Exercise prompt => Make an exact copy of all the entries, with the pictures left out.

····················

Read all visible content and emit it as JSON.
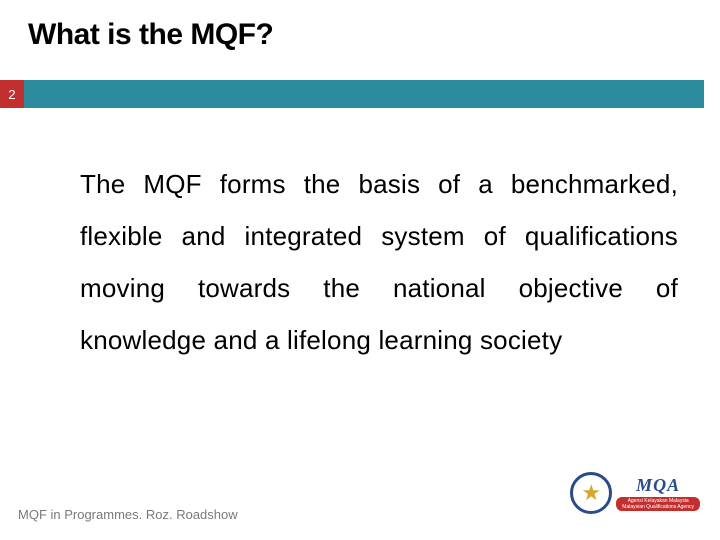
{
  "title": "What is the MQF?",
  "slide_number": "2",
  "body": "The MQF forms the basis of a benchmarked, flexible and integrated system of qualifications moving towards the national objective of knowledge and a lifelong learning society",
  "footer": "MQF in Programmes. Roz. Roadshow",
  "logo": {
    "main": "MQA",
    "banner_line1": "Agensi Kelayakan Malaysia",
    "banner_line2": "Malaysian Qualifications Agency"
  },
  "colors": {
    "accent_red": "#c32f2f",
    "accent_teal": "#2d8b9e",
    "logo_blue": "#2a4a8a",
    "logo_gold": "#d4a830",
    "footer_gray": "#7a7a7a"
  }
}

····················

Exercise output =>
Read all visible content and emit it as JSON.
{
  "title": "What is the MQF?",
  "slide_number": "2",
  "body": "The MQF forms the basis of a benchmarked, flexible and integrated system of qualifications moving towards the national objective of knowledge and a lifelong learning society",
  "footer": "MQF in Programmes. Roz. Roadshow",
  "logo": {
    "main": "MQA",
    "banner_line1": "Agensi Kelayakan Malaysia",
    "banner_line2": "Malaysian Qualifications Agency"
  },
  "colors": {
    "accent_red": "#c32f2f",
    "accent_teal": "#2d8b9e",
    "logo_blue": "#2a4a8a",
    "logo_gold": "#d4a830",
    "footer_gray": "#7a7a7a"
  }
}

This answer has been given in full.